(Source material begins)

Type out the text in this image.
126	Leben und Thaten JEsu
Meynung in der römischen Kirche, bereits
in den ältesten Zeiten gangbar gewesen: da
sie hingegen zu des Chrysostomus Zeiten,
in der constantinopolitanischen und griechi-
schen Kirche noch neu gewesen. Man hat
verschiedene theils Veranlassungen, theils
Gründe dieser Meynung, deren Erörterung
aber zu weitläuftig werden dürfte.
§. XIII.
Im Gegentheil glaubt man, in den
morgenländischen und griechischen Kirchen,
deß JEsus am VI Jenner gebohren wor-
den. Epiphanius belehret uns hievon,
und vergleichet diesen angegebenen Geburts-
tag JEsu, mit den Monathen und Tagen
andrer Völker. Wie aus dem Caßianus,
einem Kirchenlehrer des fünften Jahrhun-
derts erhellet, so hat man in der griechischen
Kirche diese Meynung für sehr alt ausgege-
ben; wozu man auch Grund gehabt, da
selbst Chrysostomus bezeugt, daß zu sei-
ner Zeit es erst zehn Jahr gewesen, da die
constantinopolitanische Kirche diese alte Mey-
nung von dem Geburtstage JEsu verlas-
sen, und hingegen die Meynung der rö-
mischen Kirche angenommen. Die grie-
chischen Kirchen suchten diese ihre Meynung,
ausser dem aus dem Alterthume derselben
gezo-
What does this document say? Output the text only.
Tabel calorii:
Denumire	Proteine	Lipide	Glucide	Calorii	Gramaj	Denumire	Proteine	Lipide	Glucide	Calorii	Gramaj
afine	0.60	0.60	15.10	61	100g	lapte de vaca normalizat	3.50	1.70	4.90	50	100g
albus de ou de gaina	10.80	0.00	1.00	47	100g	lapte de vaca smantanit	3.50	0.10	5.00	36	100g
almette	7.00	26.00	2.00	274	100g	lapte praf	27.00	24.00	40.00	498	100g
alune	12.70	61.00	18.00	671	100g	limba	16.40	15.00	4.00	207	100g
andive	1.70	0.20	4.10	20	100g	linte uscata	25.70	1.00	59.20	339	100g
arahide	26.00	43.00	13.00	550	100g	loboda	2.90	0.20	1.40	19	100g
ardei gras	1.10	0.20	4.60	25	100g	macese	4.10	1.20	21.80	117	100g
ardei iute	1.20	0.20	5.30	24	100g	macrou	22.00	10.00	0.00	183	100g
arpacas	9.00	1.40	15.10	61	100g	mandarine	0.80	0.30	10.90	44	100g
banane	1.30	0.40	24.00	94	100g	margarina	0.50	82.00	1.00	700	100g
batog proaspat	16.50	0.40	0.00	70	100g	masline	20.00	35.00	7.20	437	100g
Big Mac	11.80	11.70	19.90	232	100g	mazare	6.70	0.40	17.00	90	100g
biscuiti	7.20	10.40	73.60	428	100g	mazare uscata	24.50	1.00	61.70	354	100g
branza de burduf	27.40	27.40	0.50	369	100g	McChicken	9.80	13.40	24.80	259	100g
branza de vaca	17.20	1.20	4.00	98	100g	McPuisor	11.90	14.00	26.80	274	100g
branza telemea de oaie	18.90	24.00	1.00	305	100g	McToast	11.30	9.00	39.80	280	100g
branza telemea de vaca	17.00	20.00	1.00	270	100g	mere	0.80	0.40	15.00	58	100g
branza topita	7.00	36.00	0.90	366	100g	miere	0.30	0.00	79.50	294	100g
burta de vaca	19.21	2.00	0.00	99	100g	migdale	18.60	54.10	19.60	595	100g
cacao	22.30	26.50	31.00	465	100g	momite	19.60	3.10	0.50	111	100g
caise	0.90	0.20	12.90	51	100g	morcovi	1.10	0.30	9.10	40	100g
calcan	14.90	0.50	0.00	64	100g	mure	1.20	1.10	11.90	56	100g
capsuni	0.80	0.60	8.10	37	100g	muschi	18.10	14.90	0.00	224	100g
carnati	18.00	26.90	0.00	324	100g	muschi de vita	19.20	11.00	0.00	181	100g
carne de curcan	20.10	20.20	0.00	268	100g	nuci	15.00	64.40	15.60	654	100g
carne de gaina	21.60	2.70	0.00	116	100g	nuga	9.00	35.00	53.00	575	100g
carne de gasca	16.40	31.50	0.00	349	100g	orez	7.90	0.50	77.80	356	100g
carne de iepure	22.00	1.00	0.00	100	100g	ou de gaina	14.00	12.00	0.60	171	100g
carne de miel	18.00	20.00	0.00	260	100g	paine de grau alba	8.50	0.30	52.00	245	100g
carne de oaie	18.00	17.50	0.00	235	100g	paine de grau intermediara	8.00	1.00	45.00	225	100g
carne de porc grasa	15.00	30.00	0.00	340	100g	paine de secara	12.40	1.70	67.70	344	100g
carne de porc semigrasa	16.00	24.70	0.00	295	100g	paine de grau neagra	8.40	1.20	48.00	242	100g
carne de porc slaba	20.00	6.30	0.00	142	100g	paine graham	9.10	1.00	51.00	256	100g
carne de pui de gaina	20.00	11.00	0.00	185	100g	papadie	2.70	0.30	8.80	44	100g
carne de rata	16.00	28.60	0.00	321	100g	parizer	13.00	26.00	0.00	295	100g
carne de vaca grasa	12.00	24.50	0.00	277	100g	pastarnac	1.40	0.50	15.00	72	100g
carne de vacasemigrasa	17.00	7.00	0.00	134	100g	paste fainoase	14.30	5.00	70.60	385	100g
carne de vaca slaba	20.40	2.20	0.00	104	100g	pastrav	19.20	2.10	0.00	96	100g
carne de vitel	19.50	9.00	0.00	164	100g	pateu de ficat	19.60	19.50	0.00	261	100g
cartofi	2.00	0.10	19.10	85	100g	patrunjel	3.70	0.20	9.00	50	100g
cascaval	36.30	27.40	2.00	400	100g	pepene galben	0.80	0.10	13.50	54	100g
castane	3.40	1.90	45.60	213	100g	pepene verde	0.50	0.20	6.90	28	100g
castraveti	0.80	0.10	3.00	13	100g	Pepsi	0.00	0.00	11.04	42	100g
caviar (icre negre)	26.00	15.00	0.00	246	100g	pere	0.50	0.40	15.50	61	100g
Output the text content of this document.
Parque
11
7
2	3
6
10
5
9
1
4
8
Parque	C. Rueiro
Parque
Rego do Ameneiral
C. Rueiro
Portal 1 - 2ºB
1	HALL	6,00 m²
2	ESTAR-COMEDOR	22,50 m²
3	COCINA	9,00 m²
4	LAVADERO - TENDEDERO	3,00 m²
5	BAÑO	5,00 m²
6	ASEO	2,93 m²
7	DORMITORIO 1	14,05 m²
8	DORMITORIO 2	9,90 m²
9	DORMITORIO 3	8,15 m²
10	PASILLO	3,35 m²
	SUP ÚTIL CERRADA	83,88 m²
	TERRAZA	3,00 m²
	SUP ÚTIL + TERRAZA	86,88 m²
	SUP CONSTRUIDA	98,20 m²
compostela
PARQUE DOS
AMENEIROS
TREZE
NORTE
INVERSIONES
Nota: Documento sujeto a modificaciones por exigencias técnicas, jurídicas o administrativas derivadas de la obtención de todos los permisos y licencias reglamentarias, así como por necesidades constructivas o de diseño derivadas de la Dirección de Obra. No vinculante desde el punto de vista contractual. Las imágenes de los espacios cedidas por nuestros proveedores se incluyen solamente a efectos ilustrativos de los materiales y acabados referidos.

(Source material ends)

## Aim of the task
Transcribe every line above, character for character.

## Finished exercise
Type out the text in this image.
126	Leben und Thaten JEsu
Meynung in der römischen Kirche, bereits
in den ältesten Zeiten gangbar gewesen: da
sie hingegen zu des Chrysostomus Zeiten,
in der constantinopolitanischen und griechi-
schen Kirche noch neu gewesen. Man hat
verschiedene theils Veranlassungen, theils
Gründe dieser Meynung, deren Erörterung
aber zu weitläuftig werden dürfte.
§. XIII.
Im Gegentheil glaubt man, in den
morgenländischen und griechischen Kirchen,
deß JEsus am VI Jenner gebohren wor-
den. Epiphanius belehret uns hievon,
und vergleichet diesen angegebenen Geburts-
tag JEsu, mit den Monathen und Tagen
andrer Völker. Wie aus dem Caßianus,
einem Kirchenlehrer des fünften Jahrhun-
derts erhellet, so hat man in der griechischen
Kirche diese Meynung für sehr alt ausgege-
ben; wozu man auch Grund gehabt, da
selbst Chrysostomus bezeugt, daß zu sei-
ner Zeit es erst zehn Jahr gewesen, da die
constantinopolitanische Kirche diese alte Mey-
nung von dem Geburtstage JEsu verlas-
sen, und hingegen die Meynung der rö-
mischen Kirche angenommen. Die grie-
chischen Kirchen suchten diese ihre Meynung,
ausser dem aus dem Alterthume derselben
gezo-
What does this document say? Output the text only.
Tabel calorii:
Denumire	Proteine	Lipide	Glucide	Calorii	Gramaj	Denumire	Proteine	Lipide	Glucide	Calorii	Gramaj
afine	0.60	0.60	15.10	61	100g	lapte de vaca normalizat	3.50	1.70	4.90	50	100g
albus de ou de gaina	10.80	0.00	1.00	47	100g	lapte de vaca smantanit	3.50	0.10	5.00	36	100g
almette	7.00	26.00	2.00	274	100g	lapte praf	27.00	24.00	40.00	498	100g
alune	12.70	61.00	18.00	671	100g	limba	16.40	15.00	4.00	207	100g
andive	1.70	0.20	4.10	20	100g	linte uscata	25.70	1.00	59.20	339	100g
arahide	26.00	43.00	13.00	550	100g	loboda	2.90	0.20	1.40	19	100g
ardei gras	1.10	0.20	4.60	25	100g	macese	4.10	1.20	21.80	117	100g
ardei iute	1.20	0.20	5.30	24	100g	macrou	22.00	10.00	0.00	183	100g
arpacas	9.00	1.40	15.10	61	100g	mandarine	0.80	0.30	10.90	44	100g
banane	1.30	0.40	24.00	94	100g	margarina	0.50	82.00	1.00	700	100g
batog proaspat	16.50	0.40	0.00	70	100g	masline	20.00	35.00	7.20	437	100g
Big Mac	11.80	11.70	19.90	232	100g	mazare	6.70	0.40	17.00	90	100g
biscuiti	7.20	10.40	73.60	428	100g	mazare uscata	24.50	1.00	61.70	354	100g
branza de burduf	27.40	27.40	0.50	369	100g	McChicken	9.80	13.40	24.80	259	100g
branza de vaca	17.20	1.20	4.00	98	100g	McPuisor	11.90	14.00	26.80	274	100g
branza telemea de oaie	18.90	24.00	1.00	305	100g	McToast	11.30	9.00	39.80	280	100g
branza telemea de vaca	17.00	20.00	1.00	270	100g	mere	0.80	0.40	15.00	58	100g
branza topita	7.00	36.00	0.90	366	100g	miere	0.30	0.00	79.50	294	100g
burta de vaca	19.21	2.00	0.00	99	100g	migdale	18.60	54.10	19.60	595	100g
cacao	22.30	26.50	31.00	465	100g	momite	19.60	3.10	0.50	111	100g
caise	0.90	0.20	12.90	51	100g	morcovi	1.10	0.30	9.10	40	100g
calcan	14.90	0.50	0.00	64	100g	mure	1.20	1.10	11.90	56	100g
capsuni	0.80	0.60	8.10	37	100g	muschi	18.10	14.90	0.00	224	100g
carnati	18.00	26.90	0.00	324	100g	muschi de vita	19.20	11.00	0.00	181	100g
carne de curcan	20.10	20.20	0.00	268	100g	nuci	15.00	64.40	15.60	654	100g
carne de gaina	21.60	2.70	0.00	116	100g	nuga	9.00	35.00	53.00	575	100g
carne de gasca	16.40	31.50	0.00	349	100g	orez	7.90	0.50	77.80	356	100g
carne de iepure	22.00	1.00	0.00	100	100g	ou de gaina	14.00	12.00	0.60	171	100g
carne de miel	18.00	20.00	0.00	260	100g	paine de grau alba	8.50	0.30	52.00	245	100g
carne de oaie	18.00	17.50	0.00	235	100g	paine de grau intermediara	8.00	1.00	45.00	225	100g
carne de porc grasa	15.00	30.00	0.00	340	100g	paine de secara	12.40	1.70	67.70	344	100g
carne de porc semigrasa	16.00	24.70	0.00	295	100g	paine de grau neagra	8.40	1.20	48.00	242	100g
carne de porc slaba	20.00	6.30	0.00	142	100g	paine graham	9.10	1.00	51.00	256	100g
carne de pui de gaina	20.00	11.00	0.00	185	100g	papadie	2.70	0.30	8.80	44	100g
carne de rata	16.00	28.60	0.00	321	100g	parizer	13.00	26.00	0.00	295	100g
carne de vaca grasa	12.00	24.50	0.00	277	100g	pastarnac	1.40	0.50	15.00	72	100g
carne de vacasemigrasa	17.00	7.00	0.00	134	100g	paste fainoase	14.30	5.00	70.60	385	100g
carne de vaca slaba	20.40	2.20	0.00	104	100g	pastrav	19.20	2.10	0.00	96	100g
carne de vitel	19.50	9.00	0.00	164	100g	pateu de ficat	19.60	19.50	0.00	261	100g
cartofi	2.00	0.10	19.10	85	100g	patrunjel	3.70	0.20	9.00	50	100g
cascaval	36.30	27.40	2.00	400	100g	pepene galben	0.80	0.10	13.50	54	100g
castane	3.40	1.90	45.60	213	100g	pepene verde	0.50	0.20	6.90	28	100g
castraveti	0.80	0.10	3.00	13	100g	Pepsi	0.00	0.00	11.04	42	100g
caviar (icre negre)	26.00	15.00	0.00	246	100g	pere	0.50	0.40	15.50	61	100g
Output the text content of this document.
Parque
11
7
2	3
6
10
5
9
1
4
8
Parque	C. Rueiro
Parque
Rego do Ameneiral
C. Rueiro
Portal 1 - 2ºB
1	HALL	6,00 m²
2	ESTAR-COMEDOR	22,50 m²
3	COCINA	9,00 m²
4	LAVADERO - TENDEDERO	3,00 m²
5	BAÑO	5,00 m²
6	ASEO	2,93 m²
7	DORMITORIO 1	14,05 m²
8	DORMITORIO 2	9,90 m²
9	DORMITORIO 3	8,15 m²
10	PASILLO	3,35 m²
	SUP ÚTIL CERRADA	83,88 m²
	TERRAZA	3,00 m²
	SUP ÚTIL + TERRAZA	86,88 m²
	SUP CONSTRUIDA	98,20 m²
compostela
PARQUE DOS
AMENEIROS
TREZE
NORTE
INVERSIONES
Nota: Documento sujeto a modificaciones por exigencias técnicas, jurídicas o administrativas derivadas de la obtención de todos los permisos y licencias reglamentarias, así como por necesidades constructivas o de diseño derivadas de la Dirección de Obra. No vinculante desde el punto de vista contractual. Las imágenes de los espacios cedidas por nuestros proveedores se incluyen solamente a efectos ilustrativos de los materiales y acabados referidos.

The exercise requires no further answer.